Copy out every record precisely.

> _Stored rows_
┌──

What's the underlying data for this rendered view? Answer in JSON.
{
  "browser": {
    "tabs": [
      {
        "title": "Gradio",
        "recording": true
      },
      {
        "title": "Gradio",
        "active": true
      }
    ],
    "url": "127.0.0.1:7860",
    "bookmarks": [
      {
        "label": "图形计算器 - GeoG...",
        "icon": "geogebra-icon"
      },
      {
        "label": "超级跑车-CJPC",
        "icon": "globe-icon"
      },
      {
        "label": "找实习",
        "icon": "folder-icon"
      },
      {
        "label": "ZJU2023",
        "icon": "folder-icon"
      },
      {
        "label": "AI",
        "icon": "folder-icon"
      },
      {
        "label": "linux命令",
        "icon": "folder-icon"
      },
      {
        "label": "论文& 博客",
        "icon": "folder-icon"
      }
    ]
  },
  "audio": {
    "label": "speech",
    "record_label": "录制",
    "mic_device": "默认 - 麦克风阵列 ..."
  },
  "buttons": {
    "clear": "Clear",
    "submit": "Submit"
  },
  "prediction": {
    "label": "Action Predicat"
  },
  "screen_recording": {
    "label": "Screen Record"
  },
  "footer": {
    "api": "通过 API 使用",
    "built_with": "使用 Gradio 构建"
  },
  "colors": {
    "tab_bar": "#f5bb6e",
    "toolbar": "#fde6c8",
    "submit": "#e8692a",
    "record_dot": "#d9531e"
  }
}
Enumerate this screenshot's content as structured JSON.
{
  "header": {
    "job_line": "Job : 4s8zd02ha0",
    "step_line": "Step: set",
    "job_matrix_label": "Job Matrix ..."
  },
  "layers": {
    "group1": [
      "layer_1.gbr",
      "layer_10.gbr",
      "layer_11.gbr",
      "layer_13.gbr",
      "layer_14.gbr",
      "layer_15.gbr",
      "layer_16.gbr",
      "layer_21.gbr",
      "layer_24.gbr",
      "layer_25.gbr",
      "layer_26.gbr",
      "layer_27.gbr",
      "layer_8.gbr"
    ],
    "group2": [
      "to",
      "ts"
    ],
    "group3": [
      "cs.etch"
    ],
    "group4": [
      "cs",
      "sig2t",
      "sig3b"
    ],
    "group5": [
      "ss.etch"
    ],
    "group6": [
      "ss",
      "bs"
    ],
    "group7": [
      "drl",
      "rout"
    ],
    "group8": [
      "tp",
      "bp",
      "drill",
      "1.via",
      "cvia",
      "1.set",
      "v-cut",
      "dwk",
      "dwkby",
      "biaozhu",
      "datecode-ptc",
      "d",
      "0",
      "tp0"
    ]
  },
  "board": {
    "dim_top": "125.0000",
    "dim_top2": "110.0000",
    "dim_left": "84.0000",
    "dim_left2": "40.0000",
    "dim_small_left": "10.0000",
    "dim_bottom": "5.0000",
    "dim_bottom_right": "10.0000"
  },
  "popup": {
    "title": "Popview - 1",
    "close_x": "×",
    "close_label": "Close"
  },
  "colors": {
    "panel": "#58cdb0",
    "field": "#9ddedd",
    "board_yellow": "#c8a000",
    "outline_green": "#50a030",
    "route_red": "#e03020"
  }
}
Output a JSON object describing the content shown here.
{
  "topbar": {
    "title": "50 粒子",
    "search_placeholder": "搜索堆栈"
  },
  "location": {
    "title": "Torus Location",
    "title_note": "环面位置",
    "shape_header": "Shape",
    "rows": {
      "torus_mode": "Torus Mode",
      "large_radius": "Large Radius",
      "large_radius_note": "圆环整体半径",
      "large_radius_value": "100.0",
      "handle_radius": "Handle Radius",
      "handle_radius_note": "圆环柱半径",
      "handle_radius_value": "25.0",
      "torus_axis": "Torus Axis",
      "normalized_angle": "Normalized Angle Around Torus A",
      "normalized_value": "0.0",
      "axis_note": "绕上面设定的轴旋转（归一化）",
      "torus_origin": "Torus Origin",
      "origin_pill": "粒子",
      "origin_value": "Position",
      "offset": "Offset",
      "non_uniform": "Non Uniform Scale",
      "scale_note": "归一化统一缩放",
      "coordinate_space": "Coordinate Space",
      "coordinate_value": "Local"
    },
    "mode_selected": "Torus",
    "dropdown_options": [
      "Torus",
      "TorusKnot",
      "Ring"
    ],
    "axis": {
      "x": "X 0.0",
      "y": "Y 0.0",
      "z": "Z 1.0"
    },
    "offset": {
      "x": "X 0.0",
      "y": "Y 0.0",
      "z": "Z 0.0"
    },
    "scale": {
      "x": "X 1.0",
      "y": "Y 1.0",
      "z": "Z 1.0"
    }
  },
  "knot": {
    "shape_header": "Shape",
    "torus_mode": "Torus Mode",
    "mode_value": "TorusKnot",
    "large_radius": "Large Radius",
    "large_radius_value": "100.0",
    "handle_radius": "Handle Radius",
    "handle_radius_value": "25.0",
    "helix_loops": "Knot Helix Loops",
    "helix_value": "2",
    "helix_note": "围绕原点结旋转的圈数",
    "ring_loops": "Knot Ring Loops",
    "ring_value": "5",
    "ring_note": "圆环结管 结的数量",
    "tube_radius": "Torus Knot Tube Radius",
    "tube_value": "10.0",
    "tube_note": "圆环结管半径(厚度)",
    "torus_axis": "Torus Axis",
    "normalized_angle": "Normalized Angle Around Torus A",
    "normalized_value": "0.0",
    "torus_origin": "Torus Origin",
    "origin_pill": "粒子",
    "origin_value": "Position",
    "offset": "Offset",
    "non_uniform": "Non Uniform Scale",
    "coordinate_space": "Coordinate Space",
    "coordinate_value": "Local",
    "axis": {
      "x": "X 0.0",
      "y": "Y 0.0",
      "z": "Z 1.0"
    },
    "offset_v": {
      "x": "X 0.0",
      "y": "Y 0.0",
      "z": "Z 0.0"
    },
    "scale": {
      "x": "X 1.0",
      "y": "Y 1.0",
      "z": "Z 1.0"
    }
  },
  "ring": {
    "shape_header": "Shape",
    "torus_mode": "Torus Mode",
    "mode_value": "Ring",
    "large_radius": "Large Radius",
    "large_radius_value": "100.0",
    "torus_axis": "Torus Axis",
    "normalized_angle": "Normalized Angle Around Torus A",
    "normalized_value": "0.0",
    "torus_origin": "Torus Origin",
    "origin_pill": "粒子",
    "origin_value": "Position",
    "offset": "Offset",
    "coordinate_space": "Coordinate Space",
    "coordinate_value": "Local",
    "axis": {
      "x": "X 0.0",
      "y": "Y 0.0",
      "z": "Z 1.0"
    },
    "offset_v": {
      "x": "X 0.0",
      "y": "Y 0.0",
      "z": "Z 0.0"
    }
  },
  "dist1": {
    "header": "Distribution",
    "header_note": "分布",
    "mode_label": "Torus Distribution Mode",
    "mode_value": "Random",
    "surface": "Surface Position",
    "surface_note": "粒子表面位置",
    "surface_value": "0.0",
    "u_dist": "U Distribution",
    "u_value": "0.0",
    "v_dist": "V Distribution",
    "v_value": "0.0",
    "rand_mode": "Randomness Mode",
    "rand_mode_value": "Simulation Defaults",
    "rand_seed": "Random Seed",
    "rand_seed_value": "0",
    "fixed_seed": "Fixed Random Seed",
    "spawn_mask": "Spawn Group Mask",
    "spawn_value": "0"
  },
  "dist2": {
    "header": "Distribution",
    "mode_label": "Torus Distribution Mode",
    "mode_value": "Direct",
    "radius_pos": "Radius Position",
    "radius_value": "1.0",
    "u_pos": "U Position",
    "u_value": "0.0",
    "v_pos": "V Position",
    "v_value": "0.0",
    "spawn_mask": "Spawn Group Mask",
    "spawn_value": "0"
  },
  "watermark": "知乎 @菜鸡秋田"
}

└──

> _Exercise output_
What's the underlying data for this rendered view? Answer in JSON.
{
  "browser": {
    "tabs": [
      {
        "title": "Gradio",
        "recording": true
      },
      {
        "title": "Gradio",
        "active": true
      }
    ],
    "url": "127.0.0.1:7860",
    "bookmarks": [
      {
        "label": "图形计算器 - GeoG...",
        "icon": "geogebra-icon"
      },
      {
        "label": "超级跑车-CJPC",
        "icon": "globe-icon"
      },
      {
        "label": "找实习",
        "icon": "folder-icon"
      },
      {
        "label": "ZJU2023",
        "icon": "folder-icon"
      },
      {
        "label": "AI",
        "icon": "folder-icon"
      },
      {
        "label": "linux命令",
        "icon": "folder-icon"
      },
      {
        "label": "论文& 博客",
        "icon": "folder-icon"
      }
    ]
  },
  "audio": {
    "label": "speech",
    "record_label": "录制",
    "mic_device": "默认 - 麦克风阵列 ..."
  },
  "buttons": {
    "clear": "Clear",
    "submit": "Submit"
  },
  "prediction": {
    "label": "Action Predicat"
  },
  "screen_recording": {
    "label": "Screen Record"
  },
  "footer": {
    "api": "通过 API 使用",
    "built_with": "使用 Gradio 构建"
  },
  "colors": {
    "tab_bar": "#f5bb6e",
    "toolbar": "#fde6c8",
    "submit": "#e8692a",
    "record_dot": "#d9531e"
  }
}
Enumerate this screenshot's content as structured JSON.
{
  "header": {
    "job_line": "Job : 4s8zd02ha0",
    "step_line": "Step: set",
    "job_matrix_label": "Job Matrix ..."
  },
  "layers": {
    "group1": [
      "layer_1.gbr",
      "layer_10.gbr",
      "layer_11.gbr",
      "layer_13.gbr",
      "layer_14.gbr",
      "layer_15.gbr",
      "layer_16.gbr",
      "layer_21.gbr",
      "layer_24.gbr",
      "layer_25.gbr",
      "layer_26.gbr",
      "layer_27.gbr",
      "layer_8.gbr"
    ],
    "group2": [
      "to",
      "ts"
    ],
    "group3": [
      "cs.etch"
    ],
    "group4": [
      "cs",
      "sig2t",
      "sig3b"
    ],
    "group5": [
      "ss.etch"
    ],
    "group6": [
      "ss",
      "bs"
    ],
    "group7": [
      "drl",
      "rout"
    ],
    "group8": [
      "tp",
      "bp",
      "drill",
      "1.via",
      "cvia",
      "1.set",
      "v-cut",
      "dwk",
      "dwkby",
      "biaozhu",
      "datecode-ptc",
      "d",
      "0",
      "tp0"
    ]
  },
  "board": {
    "dim_top": "125.0000",
    "dim_top2": "110.0000",
    "dim_left": "84.0000",
    "dim_left2": "40.0000",
    "dim_small_left": "10.0000",
    "dim_bottom": "5.0000",
    "dim_bottom_right": "10.0000"
  },
  "popup": {
    "title": "Popview - 1",
    "close_x": "×",
    "close_label": "Close"
  },
  "colors": {
    "panel": "#58cdb0",
    "field": "#9ddedd",
    "board_yellow": "#c8a000",
    "outline_green": "#50a030",
    "route_red": "#e03020"
  }
}
Output a JSON object describing the content shown here.
{
  "topbar": {
    "title": "50 粒子",
    "search_placeholder": "搜索堆栈"
  },
  "location": {
    "title": "Torus Location",
    "title_note": "环面位置",
    "shape_header": "Shape",
    "rows": {
      "torus_mode": "Torus Mode",
      "large_radius": "Large Radius",
      "large_radius_note": "圆环整体半径",
      "large_radius_value": "100.0",
      "handle_radius": "Handle Radius",
      "handle_radius_note": "圆环柱半径",
      "handle_radius_value": "25.0",
      "torus_axis": "Torus Axis",
      "normalized_angle": "Normalized Angle Around Torus A",
      "normalized_value": "0.0",
      "axis_note": "绕上面设定的轴旋转（归一化）",
      "torus_origin": "Torus Origin",
      "origin_pill": "粒子",
      "origin_value": "Position",
      "offset": "Offset",
      "non_uniform": "Non Uniform Scale",
      "scale_note": "归一化统一缩放",
      "coordinate_space": "Coordinate Space",
      "coordinate_value": "Local"
    },
    "mode_selected": "Torus",
    "dropdown_options": [
      "Torus",
      "TorusKnot",
      "Ring"
    ],
    "axis": {
      "x": "X 0.0",
      "y": "Y 0.0",
      "z": "Z 1.0"
    },
    "offset": {
      "x": "X 0.0",
      "y": "Y 0.0",
      "z": "Z 0.0"
    },
    "scale": {
      "x": "X 1.0",
      "y": "Y 1.0",
      "z": "Z 1.0"
    }
  },
  "knot": {
    "shape_header": "Shape",
    "torus_mode": "Torus Mode",
    "mode_value": "TorusKnot",
    "large_radius": "Large Radius",
    "large_radius_value": "100.0",
    "handle_radius": "Handle Radius",
    "handle_radius_value": "25.0",
    "helix_loops": "Knot Helix Loops",
    "helix_value": "2",
    "helix_note": "围绕原点结旋转的圈数",
    "ring_loops": "Knot Ring Loops",
    "ring_value": "5",
    "ring_note": "圆环结管 结的数量",
    "tube_radius": "Torus Knot Tube Radius",
    "tube_value": "10.0",
    "tube_note": "圆环结管半径(厚度)",
    "torus_axis": "Torus Axis",
    "normalized_angle": "Normalized Angle Around Torus A",
    "normalized_value": "0.0",
    "torus_origin": "Torus Origin",
    "origin_pill": "粒子",
    "origin_value": "Position",
    "offset": "Offset",
    "non_uniform": "Non Uniform Scale",
    "coordinate_space": "Coordinate Space",
    "coordinate_value": "Local",
    "axis": {
      "x": "X 0.0",
      "y": "Y 0.0",
      "z": "Z 1.0"
    },
    "offset_v": {
      "x": "X 0.0",
      "y": "Y 0.0",
      "z": "Z 0.0"
    },
    "scale": {
      "x": "X 1.0",
      "y": "Y 1.0",
      "z": "Z 1.0"
    }
  },
  "ring": {
    "shape_header": "Shape",
    "torus_mode": "Torus Mode",
    "mode_value": "Ring",
    "large_radius": "Large Radius",
    "large_radius_value": "100.0",
    "torus_axis": "Torus Axis",
    "normalized_angle": "Normalized Angle Around Torus A",
    "normalized_value": "0.0",
    "torus_origin": "Torus Origin",
    "origin_pill": "粒子",
    "origin_value": "Position",
    "offset": "Offset",
    "coordinate_space": "Coordinate Space",
    "coordinate_value": "Local",
    "axis": {
      "x": "X 0.0",
      "y": "Y 0.0",
      "z": "Z 1.0"
    },
    "offset_v": {
      "x": "X 0.0",
      "y": "Y 0.0",
      "z": "Z 0.0"
    }
  },
  "dist1": {
    "header": "Distribution",
    "header_note": "分布",
    "mode_label": "Torus Distribution Mode",
    "mode_value": "Random",
    "surface": "Surface Position",
    "surface_note": "粒子表面位置",
    "surface_value": "0.0",
    "u_dist": "U Distribution",
    "u_value": "0.0",
    "v_dist": "V Distribution",
    "v_value": "0.0",
    "rand_mode": "Randomness Mode",
    "rand_mode_value": "Simulation Defaults",
    "rand_seed": "Random Seed",
    "rand_seed_value": "0",
    "fixed_seed": "Fixed Random Seed",
    "spawn_mask": "Spawn Group Mask",
    "spawn_value": "0"
  },
  "dist2": {
    "header": "Distribution",
    "mode_label": "Torus Distribution Mode",
    "mode_value": "Direct",
    "radius_pos": "Radius Position",
    "radius_value": "1.0",
    "u_pos": "U Position",
    "u_value": "0.0",
    "v_pos": "V Position",
    "v_value": "0.0",
    "spawn_mask": "Spawn Group Mask",
    "spawn_value": "0"
  },
  "watermark": "知乎 @菜鸡秋田"
}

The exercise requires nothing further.